Exercise task: Output the items from the first line through the line containing "post-text-line: 時喉，嚨就開始很癢，必須要用力咳嗽才能稍微止 [36,227,884,271]" as a Markdown table, with each row's number under No. and its line under Line. Omit blank lines.

++++ Material to process

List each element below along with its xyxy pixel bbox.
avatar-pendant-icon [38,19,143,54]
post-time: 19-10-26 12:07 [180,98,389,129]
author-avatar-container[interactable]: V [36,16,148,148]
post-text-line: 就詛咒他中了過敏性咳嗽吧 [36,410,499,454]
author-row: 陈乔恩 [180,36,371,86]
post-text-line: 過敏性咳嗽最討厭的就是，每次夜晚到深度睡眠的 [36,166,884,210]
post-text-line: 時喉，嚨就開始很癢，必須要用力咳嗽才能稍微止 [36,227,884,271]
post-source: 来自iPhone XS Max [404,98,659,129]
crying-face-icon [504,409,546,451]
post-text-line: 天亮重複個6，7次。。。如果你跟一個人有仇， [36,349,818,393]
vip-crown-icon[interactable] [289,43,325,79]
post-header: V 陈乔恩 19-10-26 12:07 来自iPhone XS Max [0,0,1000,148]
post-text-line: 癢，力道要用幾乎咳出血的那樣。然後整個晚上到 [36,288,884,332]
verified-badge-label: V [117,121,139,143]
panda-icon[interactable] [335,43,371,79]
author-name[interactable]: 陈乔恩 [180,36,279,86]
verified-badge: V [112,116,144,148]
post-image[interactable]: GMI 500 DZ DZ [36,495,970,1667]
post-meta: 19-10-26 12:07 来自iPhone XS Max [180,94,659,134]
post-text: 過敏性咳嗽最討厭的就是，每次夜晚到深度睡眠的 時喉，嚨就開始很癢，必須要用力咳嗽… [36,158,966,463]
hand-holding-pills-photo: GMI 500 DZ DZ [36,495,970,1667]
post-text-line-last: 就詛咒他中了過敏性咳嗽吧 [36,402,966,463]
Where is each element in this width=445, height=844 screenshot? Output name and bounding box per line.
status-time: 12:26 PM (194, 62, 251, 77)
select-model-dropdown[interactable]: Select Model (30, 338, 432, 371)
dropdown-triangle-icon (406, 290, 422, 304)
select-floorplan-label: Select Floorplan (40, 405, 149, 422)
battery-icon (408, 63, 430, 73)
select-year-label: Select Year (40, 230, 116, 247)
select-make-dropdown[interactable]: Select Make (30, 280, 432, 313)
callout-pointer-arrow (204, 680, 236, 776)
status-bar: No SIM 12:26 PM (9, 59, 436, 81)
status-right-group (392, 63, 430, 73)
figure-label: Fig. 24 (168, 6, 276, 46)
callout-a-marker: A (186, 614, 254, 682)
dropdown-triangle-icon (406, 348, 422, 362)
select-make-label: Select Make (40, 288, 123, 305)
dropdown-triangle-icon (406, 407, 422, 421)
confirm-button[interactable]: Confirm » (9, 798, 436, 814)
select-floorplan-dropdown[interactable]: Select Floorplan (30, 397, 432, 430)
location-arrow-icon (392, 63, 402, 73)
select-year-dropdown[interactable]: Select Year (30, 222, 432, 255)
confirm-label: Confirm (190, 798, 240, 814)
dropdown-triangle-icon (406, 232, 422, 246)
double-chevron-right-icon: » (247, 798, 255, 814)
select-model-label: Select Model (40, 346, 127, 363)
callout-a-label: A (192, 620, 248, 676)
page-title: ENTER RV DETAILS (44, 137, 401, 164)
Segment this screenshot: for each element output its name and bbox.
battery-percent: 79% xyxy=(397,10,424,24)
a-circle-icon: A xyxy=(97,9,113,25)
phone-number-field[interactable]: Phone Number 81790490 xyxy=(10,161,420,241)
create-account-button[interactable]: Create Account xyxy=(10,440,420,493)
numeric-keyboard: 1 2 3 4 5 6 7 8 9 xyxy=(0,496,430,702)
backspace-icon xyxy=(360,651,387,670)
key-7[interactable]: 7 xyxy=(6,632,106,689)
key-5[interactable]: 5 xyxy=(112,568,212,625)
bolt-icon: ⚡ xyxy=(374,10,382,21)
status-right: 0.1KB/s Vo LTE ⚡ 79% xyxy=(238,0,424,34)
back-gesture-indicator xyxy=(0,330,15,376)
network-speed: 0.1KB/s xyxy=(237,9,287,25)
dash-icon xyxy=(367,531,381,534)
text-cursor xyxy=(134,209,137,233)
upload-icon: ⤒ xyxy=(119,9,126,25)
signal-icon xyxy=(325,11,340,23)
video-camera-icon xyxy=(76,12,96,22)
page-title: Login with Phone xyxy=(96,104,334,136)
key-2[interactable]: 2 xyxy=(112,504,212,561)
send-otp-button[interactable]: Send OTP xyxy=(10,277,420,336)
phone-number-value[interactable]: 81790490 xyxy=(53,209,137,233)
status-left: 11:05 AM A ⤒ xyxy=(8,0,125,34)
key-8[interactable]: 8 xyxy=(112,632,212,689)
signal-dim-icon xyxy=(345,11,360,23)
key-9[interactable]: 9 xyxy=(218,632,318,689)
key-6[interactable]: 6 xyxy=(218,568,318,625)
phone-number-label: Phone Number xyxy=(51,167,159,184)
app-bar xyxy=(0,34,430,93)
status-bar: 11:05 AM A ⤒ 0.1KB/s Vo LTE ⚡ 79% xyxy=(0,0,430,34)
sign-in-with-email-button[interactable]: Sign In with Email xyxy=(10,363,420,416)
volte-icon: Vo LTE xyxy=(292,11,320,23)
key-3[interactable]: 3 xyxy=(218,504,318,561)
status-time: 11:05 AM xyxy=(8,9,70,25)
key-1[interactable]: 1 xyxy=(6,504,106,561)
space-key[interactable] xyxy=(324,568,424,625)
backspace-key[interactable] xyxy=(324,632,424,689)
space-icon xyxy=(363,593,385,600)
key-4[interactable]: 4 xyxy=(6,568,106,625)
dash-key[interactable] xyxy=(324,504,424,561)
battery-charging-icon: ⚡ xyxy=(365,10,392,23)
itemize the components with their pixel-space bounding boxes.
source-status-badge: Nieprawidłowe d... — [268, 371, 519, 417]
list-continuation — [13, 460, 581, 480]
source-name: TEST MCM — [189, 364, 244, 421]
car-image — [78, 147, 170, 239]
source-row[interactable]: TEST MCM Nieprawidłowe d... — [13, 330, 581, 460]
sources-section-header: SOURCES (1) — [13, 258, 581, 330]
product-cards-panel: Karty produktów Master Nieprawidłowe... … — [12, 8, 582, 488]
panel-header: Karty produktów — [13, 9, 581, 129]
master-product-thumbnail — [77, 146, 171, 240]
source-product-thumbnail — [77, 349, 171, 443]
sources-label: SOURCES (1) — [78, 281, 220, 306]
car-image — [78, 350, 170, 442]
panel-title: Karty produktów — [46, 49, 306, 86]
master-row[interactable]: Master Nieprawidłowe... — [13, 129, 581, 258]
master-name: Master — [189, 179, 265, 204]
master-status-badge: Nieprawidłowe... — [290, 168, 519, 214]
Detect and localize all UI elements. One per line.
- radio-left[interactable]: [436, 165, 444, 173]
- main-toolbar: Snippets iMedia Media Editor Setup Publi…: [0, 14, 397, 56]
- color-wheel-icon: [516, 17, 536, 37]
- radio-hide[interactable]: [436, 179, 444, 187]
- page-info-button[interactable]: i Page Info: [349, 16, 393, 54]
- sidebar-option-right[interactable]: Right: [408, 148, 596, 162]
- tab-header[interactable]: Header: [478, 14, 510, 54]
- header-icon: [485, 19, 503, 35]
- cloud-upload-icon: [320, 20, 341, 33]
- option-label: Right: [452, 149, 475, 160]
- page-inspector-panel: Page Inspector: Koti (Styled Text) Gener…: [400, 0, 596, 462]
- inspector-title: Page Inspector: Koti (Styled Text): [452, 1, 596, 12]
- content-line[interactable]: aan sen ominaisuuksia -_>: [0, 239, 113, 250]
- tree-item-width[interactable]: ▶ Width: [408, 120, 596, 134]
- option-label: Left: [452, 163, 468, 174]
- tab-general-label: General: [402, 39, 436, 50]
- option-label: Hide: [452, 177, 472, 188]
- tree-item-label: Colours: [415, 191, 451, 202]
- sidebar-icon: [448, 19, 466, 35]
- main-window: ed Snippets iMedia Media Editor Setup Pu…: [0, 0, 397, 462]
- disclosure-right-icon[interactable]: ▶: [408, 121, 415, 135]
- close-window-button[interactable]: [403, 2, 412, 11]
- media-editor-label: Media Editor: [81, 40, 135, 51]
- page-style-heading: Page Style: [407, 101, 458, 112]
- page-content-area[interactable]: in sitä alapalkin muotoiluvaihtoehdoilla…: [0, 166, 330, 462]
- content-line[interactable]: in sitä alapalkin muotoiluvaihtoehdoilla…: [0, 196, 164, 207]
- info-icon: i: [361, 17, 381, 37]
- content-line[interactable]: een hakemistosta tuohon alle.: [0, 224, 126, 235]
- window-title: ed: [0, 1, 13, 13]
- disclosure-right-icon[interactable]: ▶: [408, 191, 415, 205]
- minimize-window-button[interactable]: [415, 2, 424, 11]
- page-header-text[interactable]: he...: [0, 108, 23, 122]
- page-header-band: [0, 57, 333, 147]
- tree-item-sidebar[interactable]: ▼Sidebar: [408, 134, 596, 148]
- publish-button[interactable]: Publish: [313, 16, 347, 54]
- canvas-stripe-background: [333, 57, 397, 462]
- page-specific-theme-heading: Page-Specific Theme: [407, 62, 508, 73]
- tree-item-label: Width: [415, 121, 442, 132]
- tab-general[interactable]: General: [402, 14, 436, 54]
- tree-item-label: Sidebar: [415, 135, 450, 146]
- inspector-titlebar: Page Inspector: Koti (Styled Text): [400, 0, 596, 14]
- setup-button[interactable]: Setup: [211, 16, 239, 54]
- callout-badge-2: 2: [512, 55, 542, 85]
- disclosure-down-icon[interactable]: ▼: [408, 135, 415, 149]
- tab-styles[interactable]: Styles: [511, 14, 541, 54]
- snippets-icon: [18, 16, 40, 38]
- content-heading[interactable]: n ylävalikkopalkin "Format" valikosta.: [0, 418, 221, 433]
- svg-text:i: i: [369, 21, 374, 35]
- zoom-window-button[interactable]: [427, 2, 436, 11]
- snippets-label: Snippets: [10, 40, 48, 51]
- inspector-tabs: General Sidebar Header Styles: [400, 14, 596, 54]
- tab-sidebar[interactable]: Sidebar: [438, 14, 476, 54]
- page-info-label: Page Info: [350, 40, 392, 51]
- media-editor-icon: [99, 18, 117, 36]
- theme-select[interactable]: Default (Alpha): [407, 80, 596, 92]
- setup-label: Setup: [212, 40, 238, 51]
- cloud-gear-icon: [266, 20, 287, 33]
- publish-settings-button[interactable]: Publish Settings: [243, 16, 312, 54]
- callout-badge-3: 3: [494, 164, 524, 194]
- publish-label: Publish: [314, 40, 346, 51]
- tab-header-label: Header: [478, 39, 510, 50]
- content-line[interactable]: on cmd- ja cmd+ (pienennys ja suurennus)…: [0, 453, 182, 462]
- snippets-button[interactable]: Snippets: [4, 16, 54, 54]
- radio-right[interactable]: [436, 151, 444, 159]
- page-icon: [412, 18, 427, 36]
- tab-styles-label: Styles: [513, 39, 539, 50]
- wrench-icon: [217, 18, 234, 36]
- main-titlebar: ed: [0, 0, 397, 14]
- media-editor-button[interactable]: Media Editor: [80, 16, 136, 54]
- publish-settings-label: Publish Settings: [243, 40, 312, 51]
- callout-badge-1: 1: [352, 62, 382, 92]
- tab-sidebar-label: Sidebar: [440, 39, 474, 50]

++++++++

Final result:
| No. | Line |
|---|---|
| 1 | List each element below along with its xyxy pixel bbox. |
| 2 | avatar-pendant-icon [38,19,143,54] |
| 3 | post-time: 19-10-26 12:07 [180,98,389,129] |
| 4 | author-avatar-container[interactable]: V [36,16,148,148] |
| 5 | post-text-line: 就詛咒他中了過敏性咳嗽吧 [36,410,499,454] |
| 6 | author-row: 陈乔恩 [180,36,371,86] |
| 7 | post-text-line: 過敏性咳嗽最討厭的就是，每次夜晚到深度睡眠的 [36,166,884,210] |
| 8 | post-text-line: 時喉，嚨就開始很癢，必須要用力咳嗽才能稍微止 [36,227,884,271] |